Task objective:
From the listing, collect all lines containing the word "storey".

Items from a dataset
— Begin —

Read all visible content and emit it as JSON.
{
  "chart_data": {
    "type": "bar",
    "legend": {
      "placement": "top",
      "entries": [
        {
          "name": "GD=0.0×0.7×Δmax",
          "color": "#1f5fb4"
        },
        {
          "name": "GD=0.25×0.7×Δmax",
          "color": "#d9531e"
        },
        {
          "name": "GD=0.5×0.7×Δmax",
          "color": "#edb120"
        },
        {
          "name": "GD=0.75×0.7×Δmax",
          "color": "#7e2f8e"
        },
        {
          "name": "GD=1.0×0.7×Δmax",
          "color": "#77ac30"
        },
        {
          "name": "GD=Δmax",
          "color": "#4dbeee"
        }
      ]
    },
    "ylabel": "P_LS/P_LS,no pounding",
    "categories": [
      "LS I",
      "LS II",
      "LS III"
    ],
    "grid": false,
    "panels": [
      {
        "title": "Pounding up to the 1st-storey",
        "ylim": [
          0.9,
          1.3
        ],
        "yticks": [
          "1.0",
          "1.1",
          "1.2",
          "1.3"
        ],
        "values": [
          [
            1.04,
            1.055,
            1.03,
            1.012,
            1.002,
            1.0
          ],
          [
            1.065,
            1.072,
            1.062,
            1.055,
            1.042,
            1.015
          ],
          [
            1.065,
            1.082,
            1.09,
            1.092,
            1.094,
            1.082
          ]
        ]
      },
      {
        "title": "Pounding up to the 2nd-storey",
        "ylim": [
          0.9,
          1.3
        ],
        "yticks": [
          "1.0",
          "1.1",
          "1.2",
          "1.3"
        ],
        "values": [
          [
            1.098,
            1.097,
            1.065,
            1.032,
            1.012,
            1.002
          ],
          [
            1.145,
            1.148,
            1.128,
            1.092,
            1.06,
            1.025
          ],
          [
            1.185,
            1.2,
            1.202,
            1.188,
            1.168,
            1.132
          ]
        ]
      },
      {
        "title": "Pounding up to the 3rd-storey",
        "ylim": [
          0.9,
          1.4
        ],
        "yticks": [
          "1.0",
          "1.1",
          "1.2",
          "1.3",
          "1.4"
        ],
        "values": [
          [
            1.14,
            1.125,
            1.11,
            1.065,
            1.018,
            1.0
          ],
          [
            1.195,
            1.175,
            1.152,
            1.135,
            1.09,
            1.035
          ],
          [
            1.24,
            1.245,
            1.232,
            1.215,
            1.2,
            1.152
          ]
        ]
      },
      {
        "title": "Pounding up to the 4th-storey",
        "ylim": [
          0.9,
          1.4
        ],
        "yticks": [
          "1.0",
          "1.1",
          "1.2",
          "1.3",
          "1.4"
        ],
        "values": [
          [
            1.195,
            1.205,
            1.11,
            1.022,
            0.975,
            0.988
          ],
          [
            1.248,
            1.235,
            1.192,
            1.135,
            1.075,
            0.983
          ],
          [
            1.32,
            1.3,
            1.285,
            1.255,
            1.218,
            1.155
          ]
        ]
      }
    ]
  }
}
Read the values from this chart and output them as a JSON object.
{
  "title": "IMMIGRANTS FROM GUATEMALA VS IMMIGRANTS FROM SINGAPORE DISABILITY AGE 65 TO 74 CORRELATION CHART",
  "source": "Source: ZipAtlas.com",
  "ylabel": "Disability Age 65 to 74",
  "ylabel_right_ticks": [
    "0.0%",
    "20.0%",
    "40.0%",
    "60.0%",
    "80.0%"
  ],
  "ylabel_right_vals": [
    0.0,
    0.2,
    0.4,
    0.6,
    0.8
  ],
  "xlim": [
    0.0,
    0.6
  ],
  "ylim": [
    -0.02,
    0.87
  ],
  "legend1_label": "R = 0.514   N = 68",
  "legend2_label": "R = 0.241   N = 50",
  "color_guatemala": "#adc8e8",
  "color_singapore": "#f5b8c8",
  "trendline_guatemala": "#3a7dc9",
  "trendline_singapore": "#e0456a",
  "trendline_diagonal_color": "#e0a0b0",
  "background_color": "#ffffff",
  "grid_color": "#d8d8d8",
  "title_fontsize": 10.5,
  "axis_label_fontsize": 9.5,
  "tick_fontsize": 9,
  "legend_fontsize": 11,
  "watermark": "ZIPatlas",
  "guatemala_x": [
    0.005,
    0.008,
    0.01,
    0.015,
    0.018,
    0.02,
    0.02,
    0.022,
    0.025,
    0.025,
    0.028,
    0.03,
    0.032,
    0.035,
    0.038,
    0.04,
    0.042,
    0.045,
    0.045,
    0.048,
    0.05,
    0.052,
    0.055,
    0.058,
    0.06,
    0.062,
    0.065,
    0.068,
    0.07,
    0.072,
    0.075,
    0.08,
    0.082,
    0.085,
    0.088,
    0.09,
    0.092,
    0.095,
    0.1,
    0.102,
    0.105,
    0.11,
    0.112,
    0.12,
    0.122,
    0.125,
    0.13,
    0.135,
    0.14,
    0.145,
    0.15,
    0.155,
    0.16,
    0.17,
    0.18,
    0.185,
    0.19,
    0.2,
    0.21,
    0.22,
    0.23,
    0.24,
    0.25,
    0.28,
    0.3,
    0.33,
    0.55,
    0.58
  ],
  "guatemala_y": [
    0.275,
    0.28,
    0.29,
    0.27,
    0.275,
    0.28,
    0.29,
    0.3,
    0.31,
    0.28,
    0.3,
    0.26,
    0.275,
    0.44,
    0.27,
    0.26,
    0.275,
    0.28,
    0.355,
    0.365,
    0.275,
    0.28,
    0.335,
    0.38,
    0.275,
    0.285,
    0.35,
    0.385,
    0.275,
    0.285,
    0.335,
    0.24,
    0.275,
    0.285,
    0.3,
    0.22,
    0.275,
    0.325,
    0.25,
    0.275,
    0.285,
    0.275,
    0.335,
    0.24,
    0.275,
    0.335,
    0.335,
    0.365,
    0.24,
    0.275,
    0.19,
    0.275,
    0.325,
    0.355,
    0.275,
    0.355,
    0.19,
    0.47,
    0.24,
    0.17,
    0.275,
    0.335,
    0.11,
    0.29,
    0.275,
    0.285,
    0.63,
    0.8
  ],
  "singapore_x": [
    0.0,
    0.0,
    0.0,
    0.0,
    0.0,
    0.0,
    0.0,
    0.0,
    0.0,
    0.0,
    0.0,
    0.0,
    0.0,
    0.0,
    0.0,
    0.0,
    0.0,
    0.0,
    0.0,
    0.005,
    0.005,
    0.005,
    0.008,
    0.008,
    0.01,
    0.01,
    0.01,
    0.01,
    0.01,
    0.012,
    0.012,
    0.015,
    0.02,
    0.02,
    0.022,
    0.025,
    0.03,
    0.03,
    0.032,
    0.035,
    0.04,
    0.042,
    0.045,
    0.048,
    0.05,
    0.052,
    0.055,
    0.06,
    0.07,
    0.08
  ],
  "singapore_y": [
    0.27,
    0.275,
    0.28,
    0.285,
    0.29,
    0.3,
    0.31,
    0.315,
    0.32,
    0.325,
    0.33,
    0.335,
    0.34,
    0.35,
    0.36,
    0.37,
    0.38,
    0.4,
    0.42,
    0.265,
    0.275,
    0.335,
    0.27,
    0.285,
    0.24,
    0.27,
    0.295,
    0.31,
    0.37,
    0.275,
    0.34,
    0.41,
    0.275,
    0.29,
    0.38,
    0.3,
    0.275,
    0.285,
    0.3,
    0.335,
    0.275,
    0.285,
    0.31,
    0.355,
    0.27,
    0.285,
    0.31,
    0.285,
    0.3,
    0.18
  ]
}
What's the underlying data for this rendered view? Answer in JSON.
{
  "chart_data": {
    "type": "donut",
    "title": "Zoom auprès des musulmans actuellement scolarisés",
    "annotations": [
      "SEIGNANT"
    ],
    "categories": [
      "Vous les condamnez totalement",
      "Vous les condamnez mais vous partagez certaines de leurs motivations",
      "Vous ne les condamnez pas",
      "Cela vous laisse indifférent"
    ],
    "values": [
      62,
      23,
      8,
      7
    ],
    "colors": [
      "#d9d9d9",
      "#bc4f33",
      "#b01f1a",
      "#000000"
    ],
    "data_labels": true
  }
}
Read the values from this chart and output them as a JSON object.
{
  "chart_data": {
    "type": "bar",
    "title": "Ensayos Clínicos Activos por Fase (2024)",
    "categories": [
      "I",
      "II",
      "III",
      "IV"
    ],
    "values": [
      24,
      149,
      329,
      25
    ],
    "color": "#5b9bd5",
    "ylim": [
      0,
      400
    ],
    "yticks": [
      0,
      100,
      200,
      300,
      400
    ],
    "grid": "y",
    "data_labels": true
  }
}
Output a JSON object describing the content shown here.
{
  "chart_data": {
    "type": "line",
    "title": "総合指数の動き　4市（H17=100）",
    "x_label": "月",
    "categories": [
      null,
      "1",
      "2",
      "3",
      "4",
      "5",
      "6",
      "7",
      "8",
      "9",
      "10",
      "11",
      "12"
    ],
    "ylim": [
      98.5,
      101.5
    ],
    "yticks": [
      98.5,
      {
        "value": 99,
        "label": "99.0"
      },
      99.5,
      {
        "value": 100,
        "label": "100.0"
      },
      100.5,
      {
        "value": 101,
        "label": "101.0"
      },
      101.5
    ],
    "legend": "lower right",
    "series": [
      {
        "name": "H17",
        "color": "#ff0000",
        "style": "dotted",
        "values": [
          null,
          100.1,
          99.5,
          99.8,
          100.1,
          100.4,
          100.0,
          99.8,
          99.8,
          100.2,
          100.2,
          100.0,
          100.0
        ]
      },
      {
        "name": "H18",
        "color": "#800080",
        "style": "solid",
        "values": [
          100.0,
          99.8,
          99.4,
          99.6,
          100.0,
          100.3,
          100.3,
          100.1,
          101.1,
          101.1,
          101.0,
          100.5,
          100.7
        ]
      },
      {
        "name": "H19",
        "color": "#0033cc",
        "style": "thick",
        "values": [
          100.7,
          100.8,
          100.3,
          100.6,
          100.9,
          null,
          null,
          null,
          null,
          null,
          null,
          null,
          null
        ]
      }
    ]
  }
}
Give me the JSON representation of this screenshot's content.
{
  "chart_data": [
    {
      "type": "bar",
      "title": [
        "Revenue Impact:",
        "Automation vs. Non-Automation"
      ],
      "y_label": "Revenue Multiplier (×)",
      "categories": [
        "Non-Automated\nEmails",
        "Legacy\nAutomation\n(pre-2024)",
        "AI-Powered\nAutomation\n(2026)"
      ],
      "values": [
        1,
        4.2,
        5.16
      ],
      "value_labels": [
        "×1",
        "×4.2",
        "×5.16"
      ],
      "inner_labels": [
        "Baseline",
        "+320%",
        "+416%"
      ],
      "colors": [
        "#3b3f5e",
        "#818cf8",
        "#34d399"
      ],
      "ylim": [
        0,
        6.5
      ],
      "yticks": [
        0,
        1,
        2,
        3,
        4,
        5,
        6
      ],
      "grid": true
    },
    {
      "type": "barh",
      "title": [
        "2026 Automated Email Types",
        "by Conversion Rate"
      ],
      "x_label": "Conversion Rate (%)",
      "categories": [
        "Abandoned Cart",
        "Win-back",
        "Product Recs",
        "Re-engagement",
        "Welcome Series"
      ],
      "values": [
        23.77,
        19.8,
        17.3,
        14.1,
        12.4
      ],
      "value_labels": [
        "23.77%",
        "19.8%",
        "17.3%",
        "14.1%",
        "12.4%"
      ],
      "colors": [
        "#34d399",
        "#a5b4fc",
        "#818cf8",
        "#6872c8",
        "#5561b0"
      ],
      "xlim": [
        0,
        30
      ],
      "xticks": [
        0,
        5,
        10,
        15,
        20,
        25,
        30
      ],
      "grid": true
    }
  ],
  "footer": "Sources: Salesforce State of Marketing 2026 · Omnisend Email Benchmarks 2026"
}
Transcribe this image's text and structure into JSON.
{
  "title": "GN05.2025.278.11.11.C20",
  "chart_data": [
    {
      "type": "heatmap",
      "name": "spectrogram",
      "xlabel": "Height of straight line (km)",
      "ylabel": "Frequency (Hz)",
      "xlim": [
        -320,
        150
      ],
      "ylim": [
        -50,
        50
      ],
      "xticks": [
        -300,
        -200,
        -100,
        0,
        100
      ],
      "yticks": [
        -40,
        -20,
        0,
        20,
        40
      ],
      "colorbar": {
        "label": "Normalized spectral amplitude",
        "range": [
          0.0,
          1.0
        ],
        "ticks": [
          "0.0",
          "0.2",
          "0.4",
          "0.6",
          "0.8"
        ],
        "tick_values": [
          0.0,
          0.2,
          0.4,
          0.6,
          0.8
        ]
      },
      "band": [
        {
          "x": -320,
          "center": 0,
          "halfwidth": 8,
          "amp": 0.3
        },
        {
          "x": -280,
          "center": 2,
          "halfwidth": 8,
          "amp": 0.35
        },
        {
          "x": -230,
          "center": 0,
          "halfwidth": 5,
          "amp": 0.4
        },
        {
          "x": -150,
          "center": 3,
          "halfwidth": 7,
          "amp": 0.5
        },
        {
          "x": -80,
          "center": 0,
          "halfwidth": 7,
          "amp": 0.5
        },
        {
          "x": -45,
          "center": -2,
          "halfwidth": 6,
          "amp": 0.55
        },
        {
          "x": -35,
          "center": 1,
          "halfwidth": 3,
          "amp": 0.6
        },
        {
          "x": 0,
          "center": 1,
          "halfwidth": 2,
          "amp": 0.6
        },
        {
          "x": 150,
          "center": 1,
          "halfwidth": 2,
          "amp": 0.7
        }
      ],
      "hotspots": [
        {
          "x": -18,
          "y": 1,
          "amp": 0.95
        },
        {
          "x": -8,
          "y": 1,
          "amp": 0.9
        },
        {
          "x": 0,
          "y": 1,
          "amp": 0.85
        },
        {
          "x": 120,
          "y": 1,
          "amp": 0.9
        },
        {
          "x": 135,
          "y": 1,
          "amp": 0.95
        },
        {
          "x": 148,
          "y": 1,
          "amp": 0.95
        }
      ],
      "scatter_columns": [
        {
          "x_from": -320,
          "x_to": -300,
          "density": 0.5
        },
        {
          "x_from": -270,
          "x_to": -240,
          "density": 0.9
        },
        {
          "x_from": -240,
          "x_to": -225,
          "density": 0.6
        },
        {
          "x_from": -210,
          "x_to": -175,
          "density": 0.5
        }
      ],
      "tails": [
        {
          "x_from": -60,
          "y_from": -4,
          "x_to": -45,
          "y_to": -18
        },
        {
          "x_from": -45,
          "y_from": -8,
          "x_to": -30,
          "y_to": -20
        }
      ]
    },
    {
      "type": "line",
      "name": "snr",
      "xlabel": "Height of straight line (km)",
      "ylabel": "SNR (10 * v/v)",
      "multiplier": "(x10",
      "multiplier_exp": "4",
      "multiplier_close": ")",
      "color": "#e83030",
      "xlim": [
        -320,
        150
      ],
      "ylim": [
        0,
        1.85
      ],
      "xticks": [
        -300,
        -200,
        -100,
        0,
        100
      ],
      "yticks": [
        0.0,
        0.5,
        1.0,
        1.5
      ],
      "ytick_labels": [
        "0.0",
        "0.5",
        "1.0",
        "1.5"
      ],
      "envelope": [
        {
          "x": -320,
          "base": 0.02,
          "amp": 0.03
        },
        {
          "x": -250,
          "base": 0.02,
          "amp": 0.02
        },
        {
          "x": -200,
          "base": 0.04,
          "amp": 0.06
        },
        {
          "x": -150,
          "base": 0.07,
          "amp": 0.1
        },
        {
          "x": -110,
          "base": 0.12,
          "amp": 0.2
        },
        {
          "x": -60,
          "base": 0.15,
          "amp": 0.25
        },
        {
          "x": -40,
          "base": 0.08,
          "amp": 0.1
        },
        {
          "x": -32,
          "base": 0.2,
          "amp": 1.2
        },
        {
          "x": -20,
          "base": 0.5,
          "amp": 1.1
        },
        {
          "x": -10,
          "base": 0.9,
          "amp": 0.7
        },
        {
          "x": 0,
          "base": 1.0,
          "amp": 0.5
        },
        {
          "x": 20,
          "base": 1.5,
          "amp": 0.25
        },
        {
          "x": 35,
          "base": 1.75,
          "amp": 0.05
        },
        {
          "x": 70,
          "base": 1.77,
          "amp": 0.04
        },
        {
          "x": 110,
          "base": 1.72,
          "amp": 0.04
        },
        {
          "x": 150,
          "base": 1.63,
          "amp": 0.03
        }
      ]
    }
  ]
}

— End —

Result of the exercise:
        "title": "Pounding up to the 1st-storey",
        "title": "Pounding up to the 2nd-storey",
        "title": "Pounding up to the 3rd-storey",
        "title": "Pounding up to the 4th-storey",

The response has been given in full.